The exercise: Check every line below for the word "Type" and show those that hold it.

Listing:
.....

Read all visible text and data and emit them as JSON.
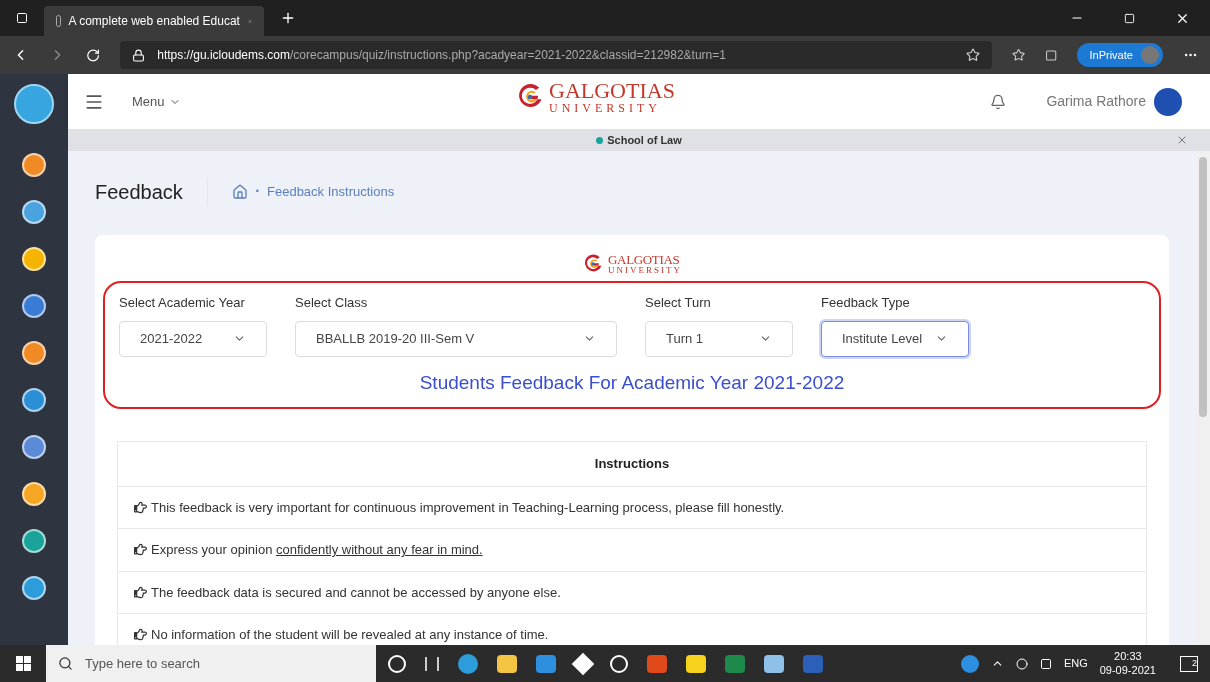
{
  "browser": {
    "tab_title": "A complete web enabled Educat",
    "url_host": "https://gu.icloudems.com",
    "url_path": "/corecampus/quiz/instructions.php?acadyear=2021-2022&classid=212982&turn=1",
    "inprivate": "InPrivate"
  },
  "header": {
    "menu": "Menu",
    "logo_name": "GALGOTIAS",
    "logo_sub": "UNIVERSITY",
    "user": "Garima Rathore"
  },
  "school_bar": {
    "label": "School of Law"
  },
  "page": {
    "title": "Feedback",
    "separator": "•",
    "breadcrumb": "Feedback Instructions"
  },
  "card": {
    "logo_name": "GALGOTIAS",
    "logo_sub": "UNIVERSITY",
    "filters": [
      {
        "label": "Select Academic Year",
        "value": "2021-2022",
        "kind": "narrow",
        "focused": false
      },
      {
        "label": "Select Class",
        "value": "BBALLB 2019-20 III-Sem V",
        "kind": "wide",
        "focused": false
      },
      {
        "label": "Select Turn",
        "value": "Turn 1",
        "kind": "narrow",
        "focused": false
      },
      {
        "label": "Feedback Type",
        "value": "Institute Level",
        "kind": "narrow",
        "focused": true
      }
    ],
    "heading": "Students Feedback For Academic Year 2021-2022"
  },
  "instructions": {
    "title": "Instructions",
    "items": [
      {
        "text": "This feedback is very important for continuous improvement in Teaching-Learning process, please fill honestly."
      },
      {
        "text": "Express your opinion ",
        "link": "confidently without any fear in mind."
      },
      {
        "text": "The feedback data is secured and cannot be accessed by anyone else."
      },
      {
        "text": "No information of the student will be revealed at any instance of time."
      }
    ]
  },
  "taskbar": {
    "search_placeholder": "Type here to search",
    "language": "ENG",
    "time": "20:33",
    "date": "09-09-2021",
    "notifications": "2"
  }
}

.....

Final answer:
        "label": "Feedback Type",
    "search_placeholder": "Type here to search",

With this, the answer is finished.